Excerpted data start

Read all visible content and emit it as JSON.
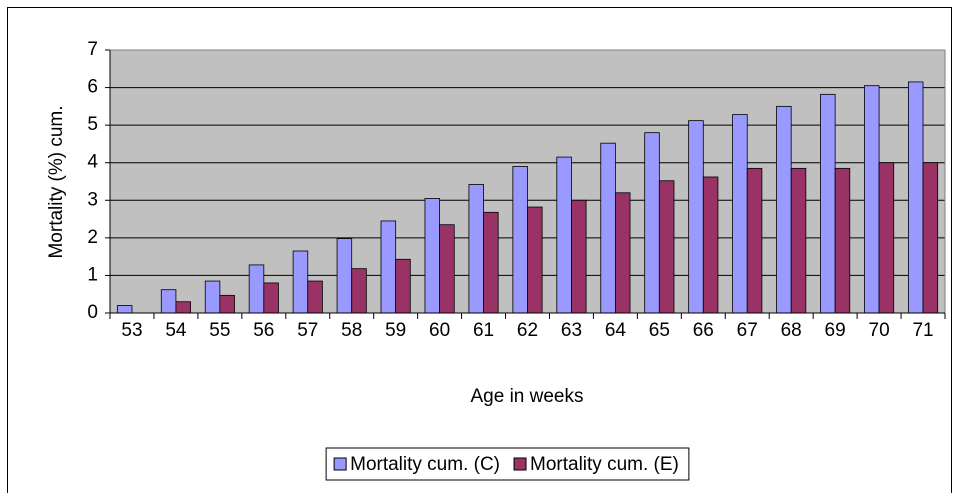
{
  "chart_data": {
    "type": "bar",
    "categories": [
      "53",
      "54",
      "55",
      "56",
      "57",
      "58",
      "59",
      "60",
      "61",
      "62",
      "63",
      "64",
      "65",
      "66",
      "67",
      "68",
      "69",
      "70",
      "71"
    ],
    "series": [
      {
        "name": "Mortality cum. (C)",
        "color": "#9999ff",
        "values": [
          0.2,
          0.62,
          0.85,
          1.28,
          1.65,
          1.98,
          2.45,
          3.05,
          3.42,
          3.9,
          4.15,
          4.52,
          4.8,
          5.12,
          5.28,
          5.5,
          5.82,
          6.05,
          6.15
        ]
      },
      {
        "name": "Mortality cum. (E)",
        "color": "#993366",
        "values": [
          0,
          0.3,
          0.47,
          0.8,
          0.85,
          1.18,
          1.43,
          2.35,
          2.68,
          2.82,
          3.0,
          3.2,
          3.52,
          3.62,
          3.85,
          3.85,
          3.85,
          4.0,
          4.0
        ]
      }
    ],
    "x_label": "Age in weeks",
    "y_label": "Mortality (%) cum.",
    "ylim": [
      0,
      7
    ],
    "yticks": [
      0,
      1,
      2,
      3,
      4,
      5,
      6,
      7
    ],
    "grid": true,
    "legend": "bottom",
    "plot_background": "#c0c0c0"
  }
}
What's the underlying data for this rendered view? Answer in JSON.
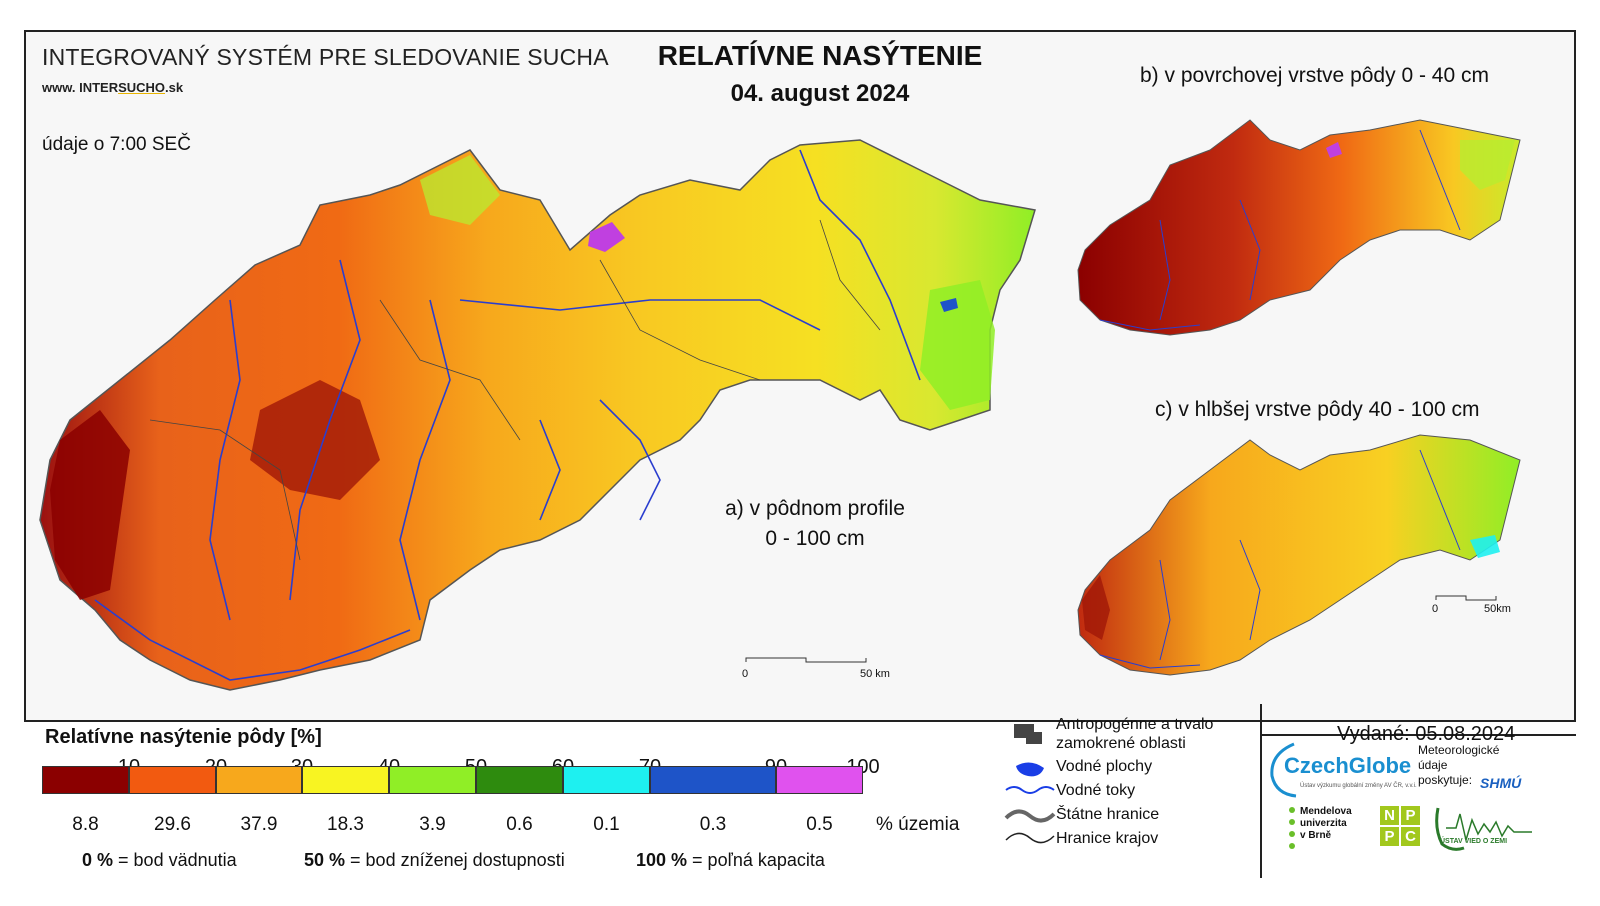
{
  "header": {
    "system_title": "INTEGROVANÝ SYSTÉM PRE SLEDOVANIE SUCHA",
    "site_prefix": "www. INTER",
    "site_mid": "SUCHO",
    "site_suffix": ".sk",
    "data_time": "údaje o 7:00 SEČ",
    "title": "RELATÍVNE NASÝTENIE",
    "date": "04. august 2024"
  },
  "maps": {
    "a_label_line1": "a) v pôdnom profile",
    "a_label_line2": "0 - 100 cm",
    "b_label": "b) v povrchovej vrstve pôdy 0 - 40 cm",
    "c_label": "c) v hlbšej vrstve pôdy 40 - 100 cm",
    "scale_main_start": "0",
    "scale_main_end": "50 km",
    "scale_small_start": "0",
    "scale_small_end": "50km"
  },
  "legend": {
    "title": "Relatívne nasýtenie pôdy [%]",
    "ticks": [
      "10",
      "20",
      "30",
      "40",
      "50",
      "60",
      "70",
      "90",
      "100"
    ],
    "colors": [
      "#8b0000",
      "#f25a10",
      "#f7a81c",
      "#f8f422",
      "#90ee26",
      "#2e8b0e",
      "#1ef0f0",
      "#1e54c8",
      "#e052ee"
    ],
    "area_percent": [
      "8.8",
      "29.6",
      "37.9",
      "18.3",
      "3.9",
      "0.6",
      "0.1",
      "0.3",
      "0.5"
    ],
    "area_unit": "% územia",
    "def1_value": "0 %",
    "def1_text": " = bod vädnutia",
    "def2_value": "50 %",
    "def2_text": " = bod zníženej dostupnosti",
    "def3_value": "100 %",
    "def3_text": " = poľná kapacita"
  },
  "symbols": {
    "anthropogenic_line1": "Antropogénne a trvalo",
    "anthropogenic_line2": "zamokrené oblasti",
    "water_bodies": "Vodné plochy",
    "rivers": "Vodné toky",
    "state_border": "Štátne hranice",
    "region_border": "Hranice krajov"
  },
  "footer": {
    "issued": "Vydané: 05.08.2024",
    "czechglobe": "CzechGlobe",
    "czechglobe_sub": "Ústav výzkumu globální změny AV ČR, v.v.i.",
    "met_line1": "Meteorologické",
    "met_line2": "údaje",
    "met_line3": "poskytuje:",
    "shmu": "SHMÚ",
    "mendel_line1": "Mendelova",
    "mendel_line2": "univerzita",
    "mendel_line3": "v Brně",
    "npc_letters": [
      "N",
      "P",
      "P",
      "C"
    ],
    "uvz": "ÚSTAV VIED O ZEMI"
  }
}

Excerpted data end

→ What is expected
Every line of text is to be repeated exactly; pictures are left out.

→ Output of the exercise
Read all visible content and emit it as JSON.
{
  "chart_data": {
    "type": "bar",
    "categories": [
      "53",
      "54",
      "55",
      "56",
      "57",
      "58",
      "59",
      "60",
      "61",
      "62",
      "63",
      "64",
      "65",
      "66",
      "67",
      "68",
      "69",
      "70",
      "71"
    ],
    "series": [
      {
        "name": "Mortality cum. (C)",
        "color": "#9999ff",
        "values": [
          0.2,
          0.62,
          0.85,
          1.28,
          1.65,
          1.98,
          2.45,
          3.05,
          3.42,
          3.9,
          4.15,
          4.52,
          4.8,
          5.12,
          5.28,
          5.5,
          5.82,
          6.05,
          6.15
        ]
      },
      {
        "name": "Mortality cum. (E)",
        "color": "#993366",
        "values": [
          0,
          0.3,
          0.47,
          0.8,
          0.85,
          1.18,
          1.43,
          2.35,
          2.68,
          2.82,
          3.0,
          3.2,
          3.52,
          3.62,
          3.85,
          3.85,
          3.85,
          4.0,
          4.0
        ]
      }
    ],
    "x_label": "Age in weeks",
    "y_label": "Mortality (%) cum.",
    "ylim": [
      0,
      7
    ],
    "yticks": [
      0,
      1,
      2,
      3,
      4,
      5,
      6,
      7
    ],
    "grid": true,
    "legend": "bottom",
    "plot_background": "#c0c0c0"
  }
}
What's the underlying data for this rendered view? Answer in JSON.
{
  "header": {
    "system_title": "INTEGROVANÝ SYSTÉM PRE SLEDOVANIE SUCHA",
    "site_prefix": "www. INTER",
    "site_mid": "SUCHO",
    "site_suffix": ".sk",
    "data_time": "údaje o 7:00 SEČ",
    "title": "RELATÍVNE NASÝTENIE",
    "date": "04. august 2024"
  },
  "maps": {
    "a_label_line1": "a) v pôdnom profile",
    "a_label_line2": "0 - 100 cm",
    "b_label": "b) v povrchovej vrstve pôdy 0 - 40 cm",
    "c_label": "c) v hlbšej vrstve pôdy 40 - 100 cm",
    "scale_main_start": "0",
    "scale_main_end": "50 km",
    "scale_small_start": "0",
    "scale_small_end": "50km"
  },
  "legend": {
    "title": "Relatívne nasýtenie pôdy [%]",
    "ticks": [
      "10",
      "20",
      "30",
      "40",
      "50",
      "60",
      "70",
      "90",
      "100"
    ],
    "colors": [
      "#8b0000",
      "#f25a10",
      "#f7a81c",
      "#f8f422",
      "#90ee26",
      "#2e8b0e",
      "#1ef0f0",
      "#1e54c8",
      "#e052ee"
    ],
    "area_percent": [
      "8.8",
      "29.6",
      "37.9",
      "18.3",
      "3.9",
      "0.6",
      "0.1",
      "0.3",
      "0.5"
    ],
    "area_unit": "% územia",
    "def1_value": "0 %",
    "def1_text": " = bod vädnutia",
    "def2_value": "50 %",
    "def2_text": " = bod zníženej dostupnosti",
    "def3_value": "100 %",
    "def3_text": " = poľná kapacita"
  },
  "symbols": {
    "anthropogenic_line1": "Antropogénne a trvalo",
    "anthropogenic_line2": "zamokrené oblasti",
    "water_bodies": "Vodné plochy",
    "rivers": "Vodné toky",
    "state_border": "Štátne hranice",
    "region_border": "Hranice krajov"
  },
  "footer": {
    "issued": "Vydané: 05.08.2024",
    "czechglobe": "CzechGlobe",
    "czechglobe_sub": "Ústav výzkumu globální změny AV ČR, v.v.i.",
    "met_line1": "Meteorologické",
    "met_line2": "údaje",
    "met_line3": "poskytuje:",
    "shmu": "SHMÚ",
    "mendel_line1": "Mendelova",
    "mendel_line2": "univerzita",
    "mendel_line3": "v Brně",
    "npc_letters": [
      "N",
      "P",
      "P",
      "C"
    ],
    "uvz": "ÚSTAV VIED O ZEMI"
  }
}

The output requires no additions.